# WRITTEN TASK:
Find and copy lines holding "this".

# TASK MATERIAL:
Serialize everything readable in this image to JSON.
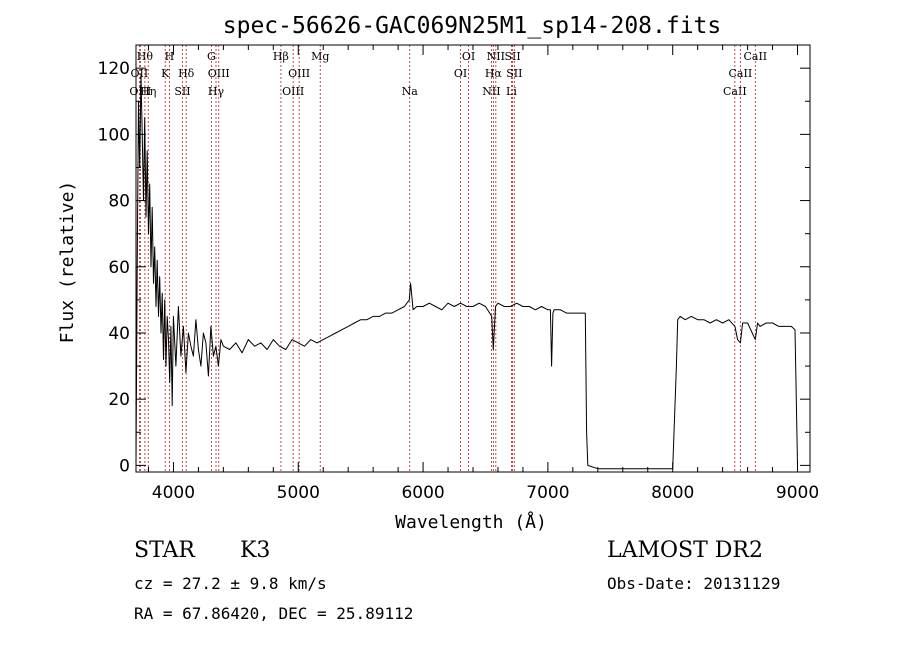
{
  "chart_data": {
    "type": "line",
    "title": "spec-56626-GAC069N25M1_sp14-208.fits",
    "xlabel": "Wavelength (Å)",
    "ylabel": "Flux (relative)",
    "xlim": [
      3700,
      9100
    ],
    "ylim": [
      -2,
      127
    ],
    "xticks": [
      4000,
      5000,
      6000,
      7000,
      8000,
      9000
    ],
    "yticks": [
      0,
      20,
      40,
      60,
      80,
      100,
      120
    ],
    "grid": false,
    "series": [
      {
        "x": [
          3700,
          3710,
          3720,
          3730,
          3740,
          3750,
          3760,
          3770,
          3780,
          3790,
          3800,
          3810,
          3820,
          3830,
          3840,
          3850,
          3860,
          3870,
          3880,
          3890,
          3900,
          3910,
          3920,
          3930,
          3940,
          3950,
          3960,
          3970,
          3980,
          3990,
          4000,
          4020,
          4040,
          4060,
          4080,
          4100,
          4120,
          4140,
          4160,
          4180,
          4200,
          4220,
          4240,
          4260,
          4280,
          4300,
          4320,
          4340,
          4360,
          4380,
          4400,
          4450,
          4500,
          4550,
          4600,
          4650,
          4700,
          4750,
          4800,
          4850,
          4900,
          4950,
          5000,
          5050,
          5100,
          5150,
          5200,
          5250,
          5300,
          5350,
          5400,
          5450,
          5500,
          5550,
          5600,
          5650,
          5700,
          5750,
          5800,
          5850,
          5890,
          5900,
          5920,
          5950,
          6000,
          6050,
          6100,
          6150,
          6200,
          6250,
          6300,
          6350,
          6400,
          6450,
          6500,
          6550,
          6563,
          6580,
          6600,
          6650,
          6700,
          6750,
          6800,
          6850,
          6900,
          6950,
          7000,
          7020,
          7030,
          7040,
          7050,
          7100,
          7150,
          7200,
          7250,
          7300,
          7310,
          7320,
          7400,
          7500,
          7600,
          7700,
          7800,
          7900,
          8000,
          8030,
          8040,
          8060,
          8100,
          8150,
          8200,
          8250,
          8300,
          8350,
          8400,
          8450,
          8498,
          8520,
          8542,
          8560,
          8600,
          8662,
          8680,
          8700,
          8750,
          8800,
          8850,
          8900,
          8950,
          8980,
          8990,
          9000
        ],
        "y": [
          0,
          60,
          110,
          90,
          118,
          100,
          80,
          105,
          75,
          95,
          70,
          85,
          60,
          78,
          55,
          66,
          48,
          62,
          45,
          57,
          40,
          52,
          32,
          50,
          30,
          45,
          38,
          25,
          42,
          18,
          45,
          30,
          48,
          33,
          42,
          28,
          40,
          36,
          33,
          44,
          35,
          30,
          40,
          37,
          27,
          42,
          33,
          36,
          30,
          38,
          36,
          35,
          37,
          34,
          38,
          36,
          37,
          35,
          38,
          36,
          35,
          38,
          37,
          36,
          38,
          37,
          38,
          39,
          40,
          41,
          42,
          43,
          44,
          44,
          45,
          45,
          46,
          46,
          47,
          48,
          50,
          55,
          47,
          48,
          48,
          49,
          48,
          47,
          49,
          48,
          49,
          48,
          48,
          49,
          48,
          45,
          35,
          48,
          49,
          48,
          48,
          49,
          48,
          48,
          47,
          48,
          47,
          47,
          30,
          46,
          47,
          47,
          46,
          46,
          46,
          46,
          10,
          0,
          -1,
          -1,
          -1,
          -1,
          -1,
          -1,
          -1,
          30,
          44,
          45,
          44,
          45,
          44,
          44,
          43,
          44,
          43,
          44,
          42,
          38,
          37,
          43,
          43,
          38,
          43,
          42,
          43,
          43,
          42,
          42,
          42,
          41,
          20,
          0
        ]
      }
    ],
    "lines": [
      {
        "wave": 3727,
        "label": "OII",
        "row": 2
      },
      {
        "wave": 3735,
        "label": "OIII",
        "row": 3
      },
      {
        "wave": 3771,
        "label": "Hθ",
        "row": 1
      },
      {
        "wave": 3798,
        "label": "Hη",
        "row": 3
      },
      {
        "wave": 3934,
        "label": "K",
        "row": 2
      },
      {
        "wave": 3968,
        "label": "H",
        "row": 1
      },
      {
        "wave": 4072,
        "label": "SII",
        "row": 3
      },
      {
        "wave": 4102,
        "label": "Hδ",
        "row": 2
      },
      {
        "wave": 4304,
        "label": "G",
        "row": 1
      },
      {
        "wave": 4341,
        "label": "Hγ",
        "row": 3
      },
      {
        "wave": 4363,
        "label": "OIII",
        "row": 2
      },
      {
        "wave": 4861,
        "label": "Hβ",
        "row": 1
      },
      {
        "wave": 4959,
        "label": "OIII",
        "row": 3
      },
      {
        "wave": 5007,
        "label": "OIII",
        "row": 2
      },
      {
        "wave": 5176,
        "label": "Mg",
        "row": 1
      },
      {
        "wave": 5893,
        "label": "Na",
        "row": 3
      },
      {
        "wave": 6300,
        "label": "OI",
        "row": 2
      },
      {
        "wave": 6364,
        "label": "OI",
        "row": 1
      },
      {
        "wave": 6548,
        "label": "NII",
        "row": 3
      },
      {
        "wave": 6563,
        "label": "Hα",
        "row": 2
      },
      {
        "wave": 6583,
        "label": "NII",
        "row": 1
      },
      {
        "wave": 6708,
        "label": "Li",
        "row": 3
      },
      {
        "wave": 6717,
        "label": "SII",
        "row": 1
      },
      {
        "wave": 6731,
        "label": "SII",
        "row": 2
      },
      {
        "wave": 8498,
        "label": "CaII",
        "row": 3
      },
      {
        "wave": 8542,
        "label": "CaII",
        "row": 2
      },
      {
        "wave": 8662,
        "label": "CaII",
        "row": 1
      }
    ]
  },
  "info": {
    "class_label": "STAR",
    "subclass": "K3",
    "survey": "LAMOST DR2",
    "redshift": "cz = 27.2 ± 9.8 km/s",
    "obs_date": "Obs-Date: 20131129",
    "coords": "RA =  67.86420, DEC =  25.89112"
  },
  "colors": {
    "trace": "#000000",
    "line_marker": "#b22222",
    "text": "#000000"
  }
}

==

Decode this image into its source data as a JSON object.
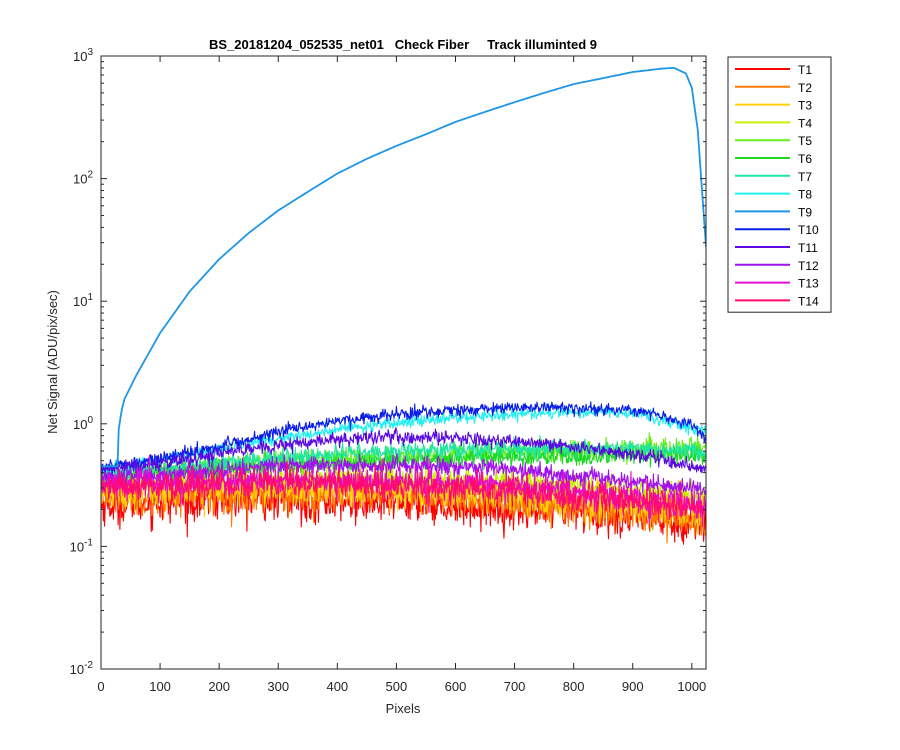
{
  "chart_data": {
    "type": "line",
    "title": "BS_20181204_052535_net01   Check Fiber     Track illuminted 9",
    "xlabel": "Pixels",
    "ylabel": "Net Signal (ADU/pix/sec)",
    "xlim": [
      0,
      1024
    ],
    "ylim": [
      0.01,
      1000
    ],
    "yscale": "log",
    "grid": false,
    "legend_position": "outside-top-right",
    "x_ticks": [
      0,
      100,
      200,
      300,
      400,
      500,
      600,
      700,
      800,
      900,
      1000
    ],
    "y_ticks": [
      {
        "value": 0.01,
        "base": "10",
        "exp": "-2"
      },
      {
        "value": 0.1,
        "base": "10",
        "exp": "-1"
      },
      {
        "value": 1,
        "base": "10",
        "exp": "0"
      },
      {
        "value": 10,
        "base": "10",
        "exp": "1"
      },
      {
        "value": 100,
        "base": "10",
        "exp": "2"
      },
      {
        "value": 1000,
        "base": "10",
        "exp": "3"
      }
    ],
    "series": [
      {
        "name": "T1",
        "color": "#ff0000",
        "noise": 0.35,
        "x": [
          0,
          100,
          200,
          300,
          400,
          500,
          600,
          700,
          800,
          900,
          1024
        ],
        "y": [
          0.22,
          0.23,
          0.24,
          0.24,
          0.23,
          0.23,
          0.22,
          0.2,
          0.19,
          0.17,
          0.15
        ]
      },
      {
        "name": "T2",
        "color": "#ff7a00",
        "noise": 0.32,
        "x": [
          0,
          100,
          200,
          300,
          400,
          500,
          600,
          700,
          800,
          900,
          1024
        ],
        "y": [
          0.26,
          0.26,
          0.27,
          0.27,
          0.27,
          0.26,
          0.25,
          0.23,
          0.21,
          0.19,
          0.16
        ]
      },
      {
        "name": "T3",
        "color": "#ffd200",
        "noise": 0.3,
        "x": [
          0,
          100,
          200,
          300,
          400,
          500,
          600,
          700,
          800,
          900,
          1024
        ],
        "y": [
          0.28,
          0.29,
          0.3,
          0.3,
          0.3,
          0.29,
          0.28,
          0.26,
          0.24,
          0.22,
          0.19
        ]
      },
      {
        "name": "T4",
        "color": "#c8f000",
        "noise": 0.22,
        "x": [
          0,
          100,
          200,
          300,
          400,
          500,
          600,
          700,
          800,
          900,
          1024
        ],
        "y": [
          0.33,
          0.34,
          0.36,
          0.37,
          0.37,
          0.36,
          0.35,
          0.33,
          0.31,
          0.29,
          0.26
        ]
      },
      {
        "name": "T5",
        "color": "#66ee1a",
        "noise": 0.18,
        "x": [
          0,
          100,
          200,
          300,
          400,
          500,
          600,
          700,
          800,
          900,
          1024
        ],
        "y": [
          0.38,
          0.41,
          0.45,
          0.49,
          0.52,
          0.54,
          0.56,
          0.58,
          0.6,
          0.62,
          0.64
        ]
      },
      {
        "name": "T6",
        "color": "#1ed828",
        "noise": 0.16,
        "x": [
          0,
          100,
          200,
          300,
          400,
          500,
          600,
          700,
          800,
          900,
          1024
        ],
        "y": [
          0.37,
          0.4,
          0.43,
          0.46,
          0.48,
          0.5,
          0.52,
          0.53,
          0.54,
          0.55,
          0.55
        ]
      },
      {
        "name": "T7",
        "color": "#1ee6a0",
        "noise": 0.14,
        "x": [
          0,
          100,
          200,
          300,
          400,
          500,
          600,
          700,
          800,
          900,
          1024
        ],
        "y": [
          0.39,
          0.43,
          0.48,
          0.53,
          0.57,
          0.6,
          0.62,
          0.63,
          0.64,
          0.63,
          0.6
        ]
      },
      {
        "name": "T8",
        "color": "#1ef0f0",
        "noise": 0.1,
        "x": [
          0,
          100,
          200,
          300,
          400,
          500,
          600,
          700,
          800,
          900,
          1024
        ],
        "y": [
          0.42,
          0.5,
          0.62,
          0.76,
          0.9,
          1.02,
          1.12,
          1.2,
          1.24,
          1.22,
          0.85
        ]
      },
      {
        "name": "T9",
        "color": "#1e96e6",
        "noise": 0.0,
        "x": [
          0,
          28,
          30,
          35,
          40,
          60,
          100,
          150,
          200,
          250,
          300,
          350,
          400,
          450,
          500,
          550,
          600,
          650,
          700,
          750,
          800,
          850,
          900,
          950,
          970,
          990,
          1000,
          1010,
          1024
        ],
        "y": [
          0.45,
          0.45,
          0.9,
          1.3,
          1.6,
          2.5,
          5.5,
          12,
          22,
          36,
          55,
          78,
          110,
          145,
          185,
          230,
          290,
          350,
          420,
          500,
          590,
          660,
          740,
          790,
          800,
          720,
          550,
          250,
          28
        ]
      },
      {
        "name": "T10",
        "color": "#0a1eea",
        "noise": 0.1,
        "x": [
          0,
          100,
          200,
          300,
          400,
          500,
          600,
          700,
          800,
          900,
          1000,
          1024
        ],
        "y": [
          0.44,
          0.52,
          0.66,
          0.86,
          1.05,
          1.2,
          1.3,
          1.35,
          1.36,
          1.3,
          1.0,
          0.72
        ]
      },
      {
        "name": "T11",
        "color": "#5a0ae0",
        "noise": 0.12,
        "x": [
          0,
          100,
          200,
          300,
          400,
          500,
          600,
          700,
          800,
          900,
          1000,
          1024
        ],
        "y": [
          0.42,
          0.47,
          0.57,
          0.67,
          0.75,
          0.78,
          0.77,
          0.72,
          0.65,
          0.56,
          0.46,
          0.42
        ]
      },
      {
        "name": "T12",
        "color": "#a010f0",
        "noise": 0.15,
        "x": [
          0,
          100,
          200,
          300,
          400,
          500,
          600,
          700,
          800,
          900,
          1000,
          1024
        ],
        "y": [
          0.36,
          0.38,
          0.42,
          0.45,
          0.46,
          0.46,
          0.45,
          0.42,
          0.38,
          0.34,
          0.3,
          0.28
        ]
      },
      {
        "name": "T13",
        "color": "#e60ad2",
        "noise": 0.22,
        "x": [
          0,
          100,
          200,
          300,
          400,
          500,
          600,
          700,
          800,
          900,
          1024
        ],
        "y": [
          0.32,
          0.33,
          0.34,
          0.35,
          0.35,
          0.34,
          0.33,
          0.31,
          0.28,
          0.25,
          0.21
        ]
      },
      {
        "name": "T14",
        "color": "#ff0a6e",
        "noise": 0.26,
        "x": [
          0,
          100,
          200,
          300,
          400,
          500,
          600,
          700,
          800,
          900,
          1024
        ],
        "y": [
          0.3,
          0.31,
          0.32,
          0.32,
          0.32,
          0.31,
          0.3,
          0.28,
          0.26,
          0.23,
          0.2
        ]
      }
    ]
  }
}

# RESULT:
Serialize everything readable in this image to JSON.
Decode this image into its source data as a JSON object.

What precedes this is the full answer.